● Try it: Pull every line from the records that has the word "Missense" in it.

● Listed entries:
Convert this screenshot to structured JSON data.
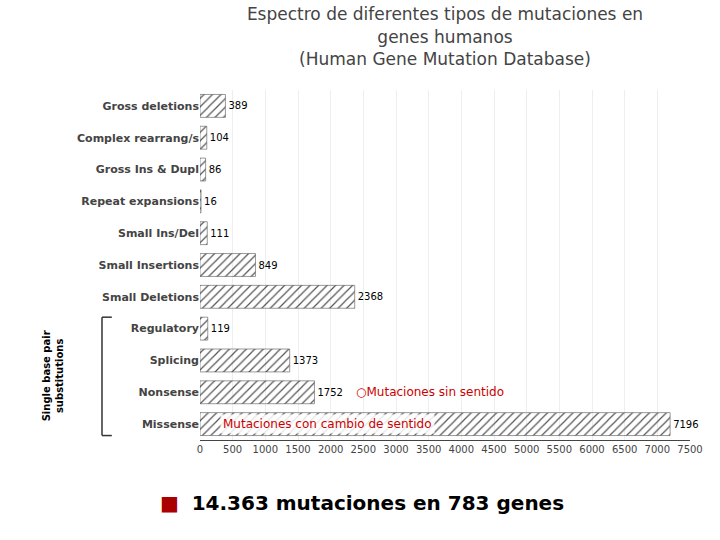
{
  "chart_data": {
    "type": "bar",
    "orientation": "horizontal",
    "title": "Espectro de diferentes tipos de mutaciones en genes humanos",
    "subtitle": "(Human Gene Mutation Database)",
    "categories": [
      "Gross deletions",
      "Complex rearrang/s",
      "Gross Ins & Dupl",
      "Repeat expansions",
      "Small Ins/Del",
      "Small Insertions",
      "Small Deletions",
      "Regulatory",
      "Splicing",
      "Nonsense",
      "Missense"
    ],
    "values": [
      389,
      104,
      86,
      16,
      111,
      849,
      2368,
      119,
      1373,
      1752,
      7196
    ],
    "color": "#aaaaaa",
    "xlim": [
      0,
      7500
    ],
    "xticks": [
      0,
      500,
      1000,
      1500,
      2000,
      2500,
      3000,
      3500,
      4000,
      4500,
      5000,
      5500,
      6000,
      6500,
      7000,
      7500
    ],
    "grid": true,
    "data_labels": true,
    "annotations": [
      {
        "text": "○Mutaciones sin sentido",
        "category": "Nonsense",
        "color": "#cc0000"
      },
      {
        "text": "Mutaciones con cambio de sentido",
        "category": "Missense",
        "color": "#cc0000"
      }
    ],
    "groups": [
      {
        "label": "Single base pair\nsubstitutions",
        "from": "Regulatory",
        "to": "Missense"
      }
    ],
    "footer": {
      "bullet": "■",
      "bullet_color": "#aa0000",
      "text": "14.363 mutaciones en 783 genes"
    }
  }
}
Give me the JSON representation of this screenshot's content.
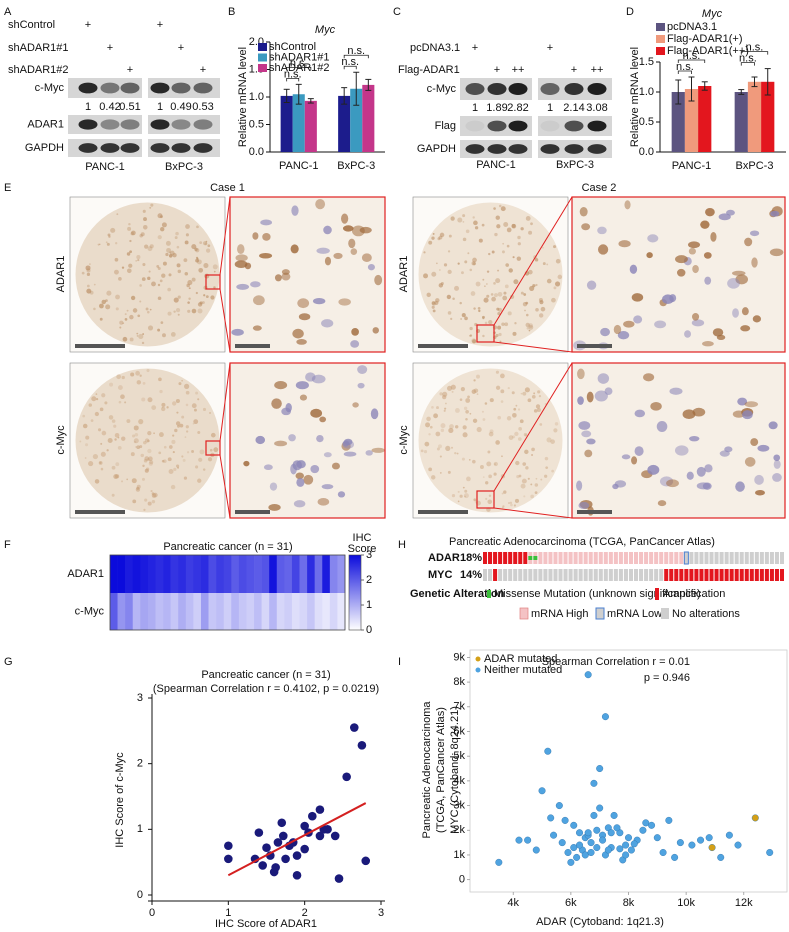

● Answer to this exercise:
      "Missense"
        "category": "Missense",
        "to": "Missense"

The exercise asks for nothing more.